* Goal: Go through the entries and count the lines with the string "slept" in them. Give only that number.

* * * * * * *

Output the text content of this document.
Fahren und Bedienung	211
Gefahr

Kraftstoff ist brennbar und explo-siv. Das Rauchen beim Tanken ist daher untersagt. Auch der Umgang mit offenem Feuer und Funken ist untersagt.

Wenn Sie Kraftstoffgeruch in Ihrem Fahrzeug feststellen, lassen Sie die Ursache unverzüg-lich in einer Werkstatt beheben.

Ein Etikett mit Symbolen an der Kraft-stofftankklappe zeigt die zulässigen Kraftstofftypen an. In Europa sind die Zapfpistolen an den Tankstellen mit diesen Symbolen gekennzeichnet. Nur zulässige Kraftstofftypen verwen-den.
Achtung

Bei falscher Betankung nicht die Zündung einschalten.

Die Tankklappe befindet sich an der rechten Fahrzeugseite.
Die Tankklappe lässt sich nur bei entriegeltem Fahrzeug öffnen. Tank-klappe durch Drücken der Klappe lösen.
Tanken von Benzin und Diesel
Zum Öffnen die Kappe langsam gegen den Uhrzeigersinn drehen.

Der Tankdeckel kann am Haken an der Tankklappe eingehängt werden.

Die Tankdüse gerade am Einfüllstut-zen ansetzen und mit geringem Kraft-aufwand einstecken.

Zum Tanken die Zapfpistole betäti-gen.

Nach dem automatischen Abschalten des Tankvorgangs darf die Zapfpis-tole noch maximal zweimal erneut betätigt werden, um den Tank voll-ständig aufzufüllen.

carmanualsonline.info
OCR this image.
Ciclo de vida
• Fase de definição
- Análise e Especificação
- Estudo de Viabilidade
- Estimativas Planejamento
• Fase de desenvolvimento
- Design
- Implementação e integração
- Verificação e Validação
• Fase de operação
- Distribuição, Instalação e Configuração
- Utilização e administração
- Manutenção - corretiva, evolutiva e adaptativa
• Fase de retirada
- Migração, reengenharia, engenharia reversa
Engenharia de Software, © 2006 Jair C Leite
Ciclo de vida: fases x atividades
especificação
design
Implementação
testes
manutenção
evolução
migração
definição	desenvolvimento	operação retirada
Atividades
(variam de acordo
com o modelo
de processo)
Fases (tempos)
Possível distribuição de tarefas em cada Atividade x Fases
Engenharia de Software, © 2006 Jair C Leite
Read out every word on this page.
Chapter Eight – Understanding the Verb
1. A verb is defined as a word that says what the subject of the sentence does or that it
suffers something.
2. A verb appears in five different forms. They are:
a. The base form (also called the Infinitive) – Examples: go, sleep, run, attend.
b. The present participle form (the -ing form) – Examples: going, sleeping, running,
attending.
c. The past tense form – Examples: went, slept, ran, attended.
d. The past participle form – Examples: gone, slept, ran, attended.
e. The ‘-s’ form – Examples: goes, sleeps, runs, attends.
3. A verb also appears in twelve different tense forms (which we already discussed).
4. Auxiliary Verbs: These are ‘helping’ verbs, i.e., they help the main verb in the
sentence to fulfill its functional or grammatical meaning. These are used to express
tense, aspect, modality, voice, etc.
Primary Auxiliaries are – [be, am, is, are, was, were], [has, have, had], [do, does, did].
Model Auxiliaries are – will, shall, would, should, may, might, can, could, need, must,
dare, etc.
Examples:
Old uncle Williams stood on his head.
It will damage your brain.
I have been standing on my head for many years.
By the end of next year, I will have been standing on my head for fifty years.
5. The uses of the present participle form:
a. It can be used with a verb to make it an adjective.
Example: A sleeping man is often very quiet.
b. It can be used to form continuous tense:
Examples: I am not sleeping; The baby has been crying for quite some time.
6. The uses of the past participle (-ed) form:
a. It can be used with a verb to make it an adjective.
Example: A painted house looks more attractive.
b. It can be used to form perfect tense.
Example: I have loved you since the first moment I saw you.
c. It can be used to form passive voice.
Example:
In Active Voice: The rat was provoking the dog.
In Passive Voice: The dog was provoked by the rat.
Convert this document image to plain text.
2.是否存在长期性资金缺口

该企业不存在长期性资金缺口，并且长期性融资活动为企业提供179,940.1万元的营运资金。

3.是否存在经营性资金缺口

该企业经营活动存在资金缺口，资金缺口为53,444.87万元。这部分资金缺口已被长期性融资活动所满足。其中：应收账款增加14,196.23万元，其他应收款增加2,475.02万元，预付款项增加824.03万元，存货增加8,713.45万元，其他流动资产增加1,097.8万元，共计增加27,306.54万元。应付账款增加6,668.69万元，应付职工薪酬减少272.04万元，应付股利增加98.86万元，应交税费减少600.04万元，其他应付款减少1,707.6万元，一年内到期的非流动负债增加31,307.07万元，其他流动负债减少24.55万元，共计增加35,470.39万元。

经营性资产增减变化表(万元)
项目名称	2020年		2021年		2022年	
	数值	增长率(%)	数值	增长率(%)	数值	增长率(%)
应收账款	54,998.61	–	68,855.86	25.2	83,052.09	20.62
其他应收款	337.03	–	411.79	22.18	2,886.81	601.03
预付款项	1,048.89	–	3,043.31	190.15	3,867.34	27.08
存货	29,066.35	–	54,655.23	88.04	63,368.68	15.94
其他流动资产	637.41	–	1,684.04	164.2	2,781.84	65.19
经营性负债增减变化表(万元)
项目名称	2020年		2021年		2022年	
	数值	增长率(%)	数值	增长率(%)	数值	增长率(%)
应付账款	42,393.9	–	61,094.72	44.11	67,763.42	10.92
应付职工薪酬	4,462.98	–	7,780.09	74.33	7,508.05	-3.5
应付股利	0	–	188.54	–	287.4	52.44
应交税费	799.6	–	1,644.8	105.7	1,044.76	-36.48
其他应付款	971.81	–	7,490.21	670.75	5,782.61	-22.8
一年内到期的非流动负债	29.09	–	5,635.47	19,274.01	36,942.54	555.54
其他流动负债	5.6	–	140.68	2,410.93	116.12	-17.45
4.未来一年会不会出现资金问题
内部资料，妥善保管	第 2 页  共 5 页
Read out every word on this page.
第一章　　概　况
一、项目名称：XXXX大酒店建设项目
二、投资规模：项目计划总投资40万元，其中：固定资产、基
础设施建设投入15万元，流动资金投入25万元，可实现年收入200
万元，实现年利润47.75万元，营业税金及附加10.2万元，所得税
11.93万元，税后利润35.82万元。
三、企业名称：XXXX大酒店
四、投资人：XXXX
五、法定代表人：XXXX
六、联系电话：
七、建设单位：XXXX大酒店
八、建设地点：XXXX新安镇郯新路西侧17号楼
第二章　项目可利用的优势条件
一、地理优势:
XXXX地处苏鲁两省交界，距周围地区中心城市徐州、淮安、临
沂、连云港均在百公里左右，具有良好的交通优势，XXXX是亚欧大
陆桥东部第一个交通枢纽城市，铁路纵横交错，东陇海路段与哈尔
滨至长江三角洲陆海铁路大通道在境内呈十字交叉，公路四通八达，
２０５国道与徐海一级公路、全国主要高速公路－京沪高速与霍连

* * * * * * *

* The reply: 2